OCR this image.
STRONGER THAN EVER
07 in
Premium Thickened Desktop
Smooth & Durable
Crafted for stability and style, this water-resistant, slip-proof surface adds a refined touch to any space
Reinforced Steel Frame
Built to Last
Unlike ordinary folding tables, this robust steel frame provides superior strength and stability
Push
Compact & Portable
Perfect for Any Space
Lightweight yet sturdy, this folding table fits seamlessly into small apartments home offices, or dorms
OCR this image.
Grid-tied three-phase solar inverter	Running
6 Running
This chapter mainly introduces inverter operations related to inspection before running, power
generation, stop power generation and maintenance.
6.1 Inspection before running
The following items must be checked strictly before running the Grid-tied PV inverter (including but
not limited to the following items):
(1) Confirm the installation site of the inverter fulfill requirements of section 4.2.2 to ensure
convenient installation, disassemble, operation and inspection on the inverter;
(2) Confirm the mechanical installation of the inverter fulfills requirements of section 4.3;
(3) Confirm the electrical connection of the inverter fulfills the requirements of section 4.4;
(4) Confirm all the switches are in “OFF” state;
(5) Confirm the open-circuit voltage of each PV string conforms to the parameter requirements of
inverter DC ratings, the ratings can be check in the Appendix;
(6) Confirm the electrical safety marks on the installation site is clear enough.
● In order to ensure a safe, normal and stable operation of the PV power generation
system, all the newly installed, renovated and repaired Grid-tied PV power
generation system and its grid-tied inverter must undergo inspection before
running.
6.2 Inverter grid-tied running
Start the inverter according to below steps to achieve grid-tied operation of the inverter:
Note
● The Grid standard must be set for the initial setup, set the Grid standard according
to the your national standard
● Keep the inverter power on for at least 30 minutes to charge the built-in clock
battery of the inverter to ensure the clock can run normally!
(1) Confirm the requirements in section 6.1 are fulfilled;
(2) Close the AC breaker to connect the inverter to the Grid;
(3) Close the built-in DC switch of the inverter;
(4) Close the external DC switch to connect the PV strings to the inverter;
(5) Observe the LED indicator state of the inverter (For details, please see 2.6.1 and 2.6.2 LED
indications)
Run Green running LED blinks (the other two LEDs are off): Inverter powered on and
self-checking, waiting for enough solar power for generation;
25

§ **EXERCISE TASK**
Every entry above needs to be quoted exactly.

§ **THE ANSWER**
OCR this image.
STRONGER THAN EVER
07 in
Premium Thickened Desktop
Smooth & Durable
Crafted for stability and style, this water-resistant, slip-proof surface adds a refined touch to any space
Reinforced Steel Frame
Built to Last
Unlike ordinary folding tables, this robust steel frame provides superior strength and stability
Push
Compact & Portable
Perfect for Any Space
Lightweight yet sturdy, this folding table fits seamlessly into small apartments home offices, or dorms
OCR this image.
Grid-tied three-phase solar inverter	Running
6 Running
This chapter mainly introduces inverter operations related to inspection before running, power
generation, stop power generation and maintenance.
6.1 Inspection before running
The following items must be checked strictly before running the Grid-tied PV inverter (including but
not limited to the following items):
(1) Confirm the installation site of the inverter fulfill requirements of section 4.2.2 to ensure
convenient installation, disassemble, operation and inspection on the inverter;
(2) Confirm the mechanical installation of the inverter fulfills requirements of section 4.3;
(3) Confirm the electrical connection of the inverter fulfills the requirements of section 4.4;
(4) Confirm all the switches are in “OFF” state;
(5) Confirm the open-circuit voltage of each PV string conforms to the parameter requirements of
inverter DC ratings, the ratings can be check in the Appendix;
(6) Confirm the electrical safety marks on the installation site is clear enough.
● In order to ensure a safe, normal and stable operation of the PV power generation
system, all the newly installed, renovated and repaired Grid-tied PV power
generation system and its grid-tied inverter must undergo inspection before
running.
6.2 Inverter grid-tied running
Start the inverter according to below steps to achieve grid-tied operation of the inverter:
Note
● The Grid standard must be set for the initial setup, set the Grid standard according
to the your national standard
● Keep the inverter power on for at least 30 minutes to charge the built-in clock
battery of the inverter to ensure the clock can run normally!
(1) Confirm the requirements in section 6.1 are fulfilled;
(2) Close the AC breaker to connect the inverter to the Grid;
(3) Close the built-in DC switch of the inverter;
(4) Close the external DC switch to connect the PV strings to the inverter;
(5) Observe the LED indicator state of the inverter (For details, please see 2.6.1 and 2.6.2 LED
indications)
Run Green running LED blinks (the other two LEDs are off): Inverter powered on and
self-checking, waiting for enough solar power for generation;
25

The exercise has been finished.